▶ **Jobs**
• A. Transcribe the passage on preference alignment for GenSR word for word, from "Preference signal definition: How" to "naturalness, artifact-free output)?".
• B. In the passage on preference alignment for GenSR, shorten the paragraph that begins "The authors argue that the key to addressing reward hacking" and keep its main facts.
• C. Write the next part of the passage on preference alignment for GenSR, continuing from the point where it ends.
-------- Passage
Applying preference alignment to GenSR presents three key challenges:

Preference signal definition: How to construct automated proxies that capture the multi-dimensional nature of human auditory perception (clarity, naturalness, artifact-free output)?

High-quality preference data construction: How to effectively build preference pairs that robustly guide model optimization?

Mitigating reward hacking: How to ensure genuine holistic improvement rather than exploitation of biases in any single metric?

Method¶

Mechanism: Multi-Metric Unanimous Agreement Criterion¶

The authors argue that the key to addressing reward hacking lies in making the preference signal itself multi-dimensional and comprehensive. To this end, a strict unanimous agreement criterion is proposed: a valid preference pair is formed only when one sample is superior to another across all complementary metrics simultaneously.

GenSR-Pref Dataset Construction¶

Four complementary evaluation dimensions are selected to construct the preference signal:

Dimension	Metric	Evaluation Scope
Perceptual quality	NISQA	Overall listening quality, naturalness, artifact level
Signal fidelity	DNSMOS (SIG/BAK/OVRL)	Signal distortion, background noise, overall quality
Content consistency	SpeechBERTScore	Semantic similarity to ground-truth transcription
Timbre preservation	Speaker Similarity	Speaker identity preservation (cosine similarity)
----------------
-------- Data provided
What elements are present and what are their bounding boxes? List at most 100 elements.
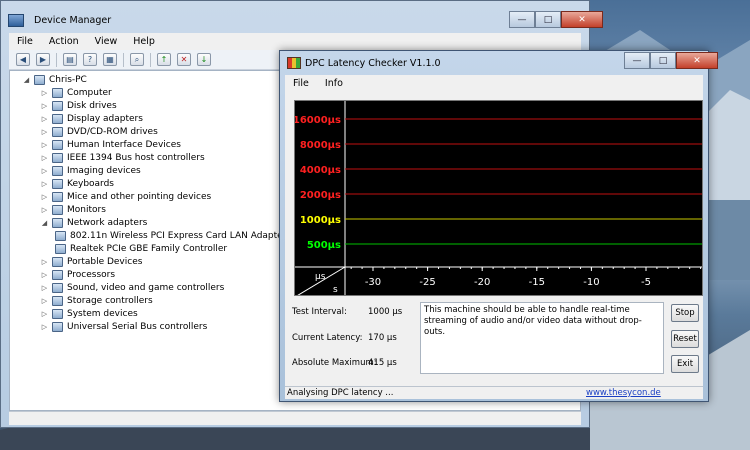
----------------
▶ **Written answers**
• A.
Preference signal definition: How to construct automated proxies that capture the multi-dimensional nature of human auditory perception (clarity, naturalness, artifact-free output)?

• B. The authors hold that reward hacking is best countered by a multi-dimensional, comprehensive preference signal. They therefore propose a strict unanimous agreement criterion: a preference pair is valid only when one sample outperforms the other on all complementary metrics at once.

• C.
The dataset comprises approximately 80K preference pairs in total: 69,456 pairs in the MGM subset for large-scale validation, and approximately 3K pairs each for AR/FM/MGM for controlled ablation studies.

DPO Adaptation for Three Generative Paradigms¶

The paper unifies DPO adaptation across three mainstream generative paradigms:

Autoregressive model (AR): A two-stage AR+Soundstorm pipeline that first predicts semantic tokens and then converts them to acoustic tokens. DPO directly contrasts the log-probability ratios of winning and losing sequences.
Masked generative model (MGM): AnyEnhance is employed, predicting acoustic tokens from partially masked sequences. DPO is extended to the non-autoregressive setting by contrasting conditional probabilities.
Flow matching model (FM): Flow-SR, based on a DiT architecture, learns a velocity field from noise to clean mel-spectrograms. DPO uses single-step L2 error differences as a likelihood proxy.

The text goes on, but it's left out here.